(A run of records)

-*-

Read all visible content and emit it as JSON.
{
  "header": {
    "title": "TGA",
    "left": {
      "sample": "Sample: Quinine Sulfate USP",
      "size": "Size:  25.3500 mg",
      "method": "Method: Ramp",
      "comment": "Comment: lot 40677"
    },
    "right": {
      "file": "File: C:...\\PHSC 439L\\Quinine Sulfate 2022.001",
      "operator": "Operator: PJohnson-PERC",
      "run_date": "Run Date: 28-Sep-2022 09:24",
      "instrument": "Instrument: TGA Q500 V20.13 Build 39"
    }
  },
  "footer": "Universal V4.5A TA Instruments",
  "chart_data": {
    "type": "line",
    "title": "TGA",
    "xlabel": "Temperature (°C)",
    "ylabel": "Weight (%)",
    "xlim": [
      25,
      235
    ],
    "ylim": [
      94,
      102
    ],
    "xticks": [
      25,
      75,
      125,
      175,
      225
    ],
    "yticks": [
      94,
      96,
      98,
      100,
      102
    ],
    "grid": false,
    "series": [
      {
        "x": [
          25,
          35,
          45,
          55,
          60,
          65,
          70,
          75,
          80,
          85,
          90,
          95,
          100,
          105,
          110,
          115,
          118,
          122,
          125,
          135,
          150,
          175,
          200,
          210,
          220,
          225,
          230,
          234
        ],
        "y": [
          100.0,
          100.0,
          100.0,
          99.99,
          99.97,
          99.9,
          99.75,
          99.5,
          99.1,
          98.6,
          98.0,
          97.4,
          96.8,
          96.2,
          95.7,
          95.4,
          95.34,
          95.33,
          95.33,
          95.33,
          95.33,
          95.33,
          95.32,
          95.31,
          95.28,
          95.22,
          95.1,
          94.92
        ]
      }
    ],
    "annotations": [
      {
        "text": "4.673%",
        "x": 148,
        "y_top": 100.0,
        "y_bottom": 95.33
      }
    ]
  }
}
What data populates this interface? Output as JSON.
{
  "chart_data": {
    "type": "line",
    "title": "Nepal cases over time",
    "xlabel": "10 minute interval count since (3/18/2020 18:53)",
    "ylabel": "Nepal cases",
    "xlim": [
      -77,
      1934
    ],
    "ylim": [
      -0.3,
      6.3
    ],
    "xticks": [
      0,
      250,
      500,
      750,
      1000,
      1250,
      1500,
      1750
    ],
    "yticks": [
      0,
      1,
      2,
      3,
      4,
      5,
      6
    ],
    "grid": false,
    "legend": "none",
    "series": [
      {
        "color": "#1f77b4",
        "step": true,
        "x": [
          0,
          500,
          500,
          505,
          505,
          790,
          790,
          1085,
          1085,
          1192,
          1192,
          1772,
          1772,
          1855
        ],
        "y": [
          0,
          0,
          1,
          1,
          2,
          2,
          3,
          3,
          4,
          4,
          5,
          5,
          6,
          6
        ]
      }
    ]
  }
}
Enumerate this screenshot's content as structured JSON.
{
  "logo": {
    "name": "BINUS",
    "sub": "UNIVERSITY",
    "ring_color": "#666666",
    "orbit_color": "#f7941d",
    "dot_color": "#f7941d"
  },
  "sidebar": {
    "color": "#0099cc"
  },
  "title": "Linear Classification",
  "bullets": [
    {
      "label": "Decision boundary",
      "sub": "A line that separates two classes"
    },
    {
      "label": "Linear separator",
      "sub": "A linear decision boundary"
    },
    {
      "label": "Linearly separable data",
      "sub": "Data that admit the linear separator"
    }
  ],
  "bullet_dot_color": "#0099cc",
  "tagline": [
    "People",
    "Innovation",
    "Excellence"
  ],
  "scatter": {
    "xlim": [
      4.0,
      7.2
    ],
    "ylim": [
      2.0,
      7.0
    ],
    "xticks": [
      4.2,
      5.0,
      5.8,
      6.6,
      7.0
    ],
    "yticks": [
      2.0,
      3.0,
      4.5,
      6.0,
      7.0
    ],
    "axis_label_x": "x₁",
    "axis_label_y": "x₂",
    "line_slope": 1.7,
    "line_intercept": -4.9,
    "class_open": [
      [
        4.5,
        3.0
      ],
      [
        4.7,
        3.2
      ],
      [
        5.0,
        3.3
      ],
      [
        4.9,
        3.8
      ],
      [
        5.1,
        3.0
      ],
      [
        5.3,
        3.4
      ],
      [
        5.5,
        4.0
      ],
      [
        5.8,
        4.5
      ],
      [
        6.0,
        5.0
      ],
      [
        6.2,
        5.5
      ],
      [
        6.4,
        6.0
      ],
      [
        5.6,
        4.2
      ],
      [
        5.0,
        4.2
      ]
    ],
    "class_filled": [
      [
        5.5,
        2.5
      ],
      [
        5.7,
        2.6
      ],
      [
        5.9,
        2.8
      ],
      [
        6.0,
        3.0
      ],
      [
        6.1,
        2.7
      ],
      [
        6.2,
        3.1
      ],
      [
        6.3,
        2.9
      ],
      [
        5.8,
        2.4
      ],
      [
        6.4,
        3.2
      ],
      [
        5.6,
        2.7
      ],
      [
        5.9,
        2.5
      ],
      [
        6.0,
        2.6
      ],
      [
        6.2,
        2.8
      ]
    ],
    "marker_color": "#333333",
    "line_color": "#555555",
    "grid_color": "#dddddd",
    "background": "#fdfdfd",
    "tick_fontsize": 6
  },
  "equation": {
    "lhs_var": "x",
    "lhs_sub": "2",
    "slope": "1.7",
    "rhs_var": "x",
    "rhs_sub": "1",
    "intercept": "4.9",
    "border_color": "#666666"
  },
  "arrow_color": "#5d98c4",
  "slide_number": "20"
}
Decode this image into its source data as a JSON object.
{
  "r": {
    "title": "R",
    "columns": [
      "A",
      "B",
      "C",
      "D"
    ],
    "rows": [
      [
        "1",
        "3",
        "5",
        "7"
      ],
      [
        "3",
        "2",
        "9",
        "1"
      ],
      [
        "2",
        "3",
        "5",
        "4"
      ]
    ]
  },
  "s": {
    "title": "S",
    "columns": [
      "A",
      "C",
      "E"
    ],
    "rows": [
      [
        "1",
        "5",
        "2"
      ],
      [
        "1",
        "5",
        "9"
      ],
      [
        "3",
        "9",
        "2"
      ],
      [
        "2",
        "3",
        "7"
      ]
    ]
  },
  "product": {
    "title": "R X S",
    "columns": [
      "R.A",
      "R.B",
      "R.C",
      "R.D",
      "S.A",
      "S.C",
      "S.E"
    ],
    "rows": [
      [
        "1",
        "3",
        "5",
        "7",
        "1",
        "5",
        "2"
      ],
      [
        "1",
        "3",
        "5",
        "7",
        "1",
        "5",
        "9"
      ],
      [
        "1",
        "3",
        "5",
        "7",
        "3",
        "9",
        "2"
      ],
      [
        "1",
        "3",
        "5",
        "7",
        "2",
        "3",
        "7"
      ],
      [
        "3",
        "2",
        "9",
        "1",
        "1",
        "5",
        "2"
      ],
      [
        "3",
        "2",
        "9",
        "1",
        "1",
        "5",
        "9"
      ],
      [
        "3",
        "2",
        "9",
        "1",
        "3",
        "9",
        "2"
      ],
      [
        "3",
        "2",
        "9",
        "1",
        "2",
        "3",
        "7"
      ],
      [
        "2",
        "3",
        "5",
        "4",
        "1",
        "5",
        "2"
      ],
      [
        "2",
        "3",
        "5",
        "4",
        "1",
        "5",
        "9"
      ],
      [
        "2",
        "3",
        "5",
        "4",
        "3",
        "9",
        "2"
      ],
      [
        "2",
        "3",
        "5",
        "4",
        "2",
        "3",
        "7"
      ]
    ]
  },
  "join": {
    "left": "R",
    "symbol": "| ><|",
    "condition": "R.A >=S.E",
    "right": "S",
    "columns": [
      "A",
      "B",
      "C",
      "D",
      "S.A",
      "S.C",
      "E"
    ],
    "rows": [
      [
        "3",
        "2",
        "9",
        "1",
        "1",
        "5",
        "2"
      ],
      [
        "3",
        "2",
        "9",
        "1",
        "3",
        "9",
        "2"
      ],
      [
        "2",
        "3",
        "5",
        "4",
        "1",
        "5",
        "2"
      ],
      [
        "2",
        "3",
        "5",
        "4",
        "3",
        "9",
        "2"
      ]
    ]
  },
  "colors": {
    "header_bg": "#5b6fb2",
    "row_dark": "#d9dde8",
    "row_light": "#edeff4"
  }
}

-*-

Set problem:
Find the string "cases" in the records, then copy each line where it occurs.

Final result:
    "title": "Nepal cases over time",
    "ylabel": "Nepal cases",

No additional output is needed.